◆ INSTRUCTION: Pick out each line with the word "Satıldı" from the material that follows.

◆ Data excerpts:

-- -- --

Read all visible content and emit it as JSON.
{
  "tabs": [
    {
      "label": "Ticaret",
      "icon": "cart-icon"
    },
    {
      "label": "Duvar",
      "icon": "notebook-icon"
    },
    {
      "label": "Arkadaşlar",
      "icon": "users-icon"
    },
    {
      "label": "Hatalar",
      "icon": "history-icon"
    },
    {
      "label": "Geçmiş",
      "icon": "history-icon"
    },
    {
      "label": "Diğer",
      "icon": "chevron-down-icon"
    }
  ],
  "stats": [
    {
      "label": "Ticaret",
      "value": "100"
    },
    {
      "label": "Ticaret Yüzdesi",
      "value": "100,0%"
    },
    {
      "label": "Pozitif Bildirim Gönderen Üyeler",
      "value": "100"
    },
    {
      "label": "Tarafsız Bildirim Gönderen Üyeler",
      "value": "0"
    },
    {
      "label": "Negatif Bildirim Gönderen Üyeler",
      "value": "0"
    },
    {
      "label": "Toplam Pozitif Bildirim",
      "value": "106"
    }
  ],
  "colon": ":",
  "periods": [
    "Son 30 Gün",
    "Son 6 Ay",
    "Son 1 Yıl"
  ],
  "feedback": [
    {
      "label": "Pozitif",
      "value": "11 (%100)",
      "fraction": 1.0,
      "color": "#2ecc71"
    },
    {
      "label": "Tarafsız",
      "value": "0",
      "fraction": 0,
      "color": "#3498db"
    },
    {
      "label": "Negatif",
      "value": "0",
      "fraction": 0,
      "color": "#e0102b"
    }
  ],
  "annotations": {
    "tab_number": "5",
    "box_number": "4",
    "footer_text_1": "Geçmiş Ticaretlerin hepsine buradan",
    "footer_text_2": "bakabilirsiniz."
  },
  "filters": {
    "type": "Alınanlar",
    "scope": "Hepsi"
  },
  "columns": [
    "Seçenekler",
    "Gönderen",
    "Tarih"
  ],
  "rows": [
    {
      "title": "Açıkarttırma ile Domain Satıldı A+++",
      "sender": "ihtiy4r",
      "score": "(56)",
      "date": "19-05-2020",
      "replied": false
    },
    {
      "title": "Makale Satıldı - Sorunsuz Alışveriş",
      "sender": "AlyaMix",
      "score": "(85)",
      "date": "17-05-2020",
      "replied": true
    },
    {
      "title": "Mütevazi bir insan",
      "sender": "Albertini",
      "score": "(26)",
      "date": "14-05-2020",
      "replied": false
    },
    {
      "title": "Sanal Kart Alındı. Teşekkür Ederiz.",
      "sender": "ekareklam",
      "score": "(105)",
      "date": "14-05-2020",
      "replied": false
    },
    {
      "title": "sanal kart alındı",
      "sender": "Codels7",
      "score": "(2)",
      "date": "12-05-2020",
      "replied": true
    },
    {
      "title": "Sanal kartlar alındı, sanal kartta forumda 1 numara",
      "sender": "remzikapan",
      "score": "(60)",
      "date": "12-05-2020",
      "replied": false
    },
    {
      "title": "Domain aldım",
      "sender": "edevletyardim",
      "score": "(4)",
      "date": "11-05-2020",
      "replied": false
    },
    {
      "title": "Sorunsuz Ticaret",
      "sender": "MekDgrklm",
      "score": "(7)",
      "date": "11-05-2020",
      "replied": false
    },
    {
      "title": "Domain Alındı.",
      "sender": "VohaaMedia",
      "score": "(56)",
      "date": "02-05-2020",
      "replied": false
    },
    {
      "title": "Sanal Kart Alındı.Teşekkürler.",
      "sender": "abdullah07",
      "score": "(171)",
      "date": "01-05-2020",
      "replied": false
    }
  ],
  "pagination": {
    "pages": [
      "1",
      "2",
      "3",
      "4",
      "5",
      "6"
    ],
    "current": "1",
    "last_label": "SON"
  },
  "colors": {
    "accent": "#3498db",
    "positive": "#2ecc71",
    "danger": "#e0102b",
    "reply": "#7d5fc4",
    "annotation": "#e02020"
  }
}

-- -- --

◆ SOLVED EXERCISE:
      "title": "Açıkarttırma ile Domain Satıldı A+++",
      "title": "Makale Satıldı - Sorunsuz Alışveriş",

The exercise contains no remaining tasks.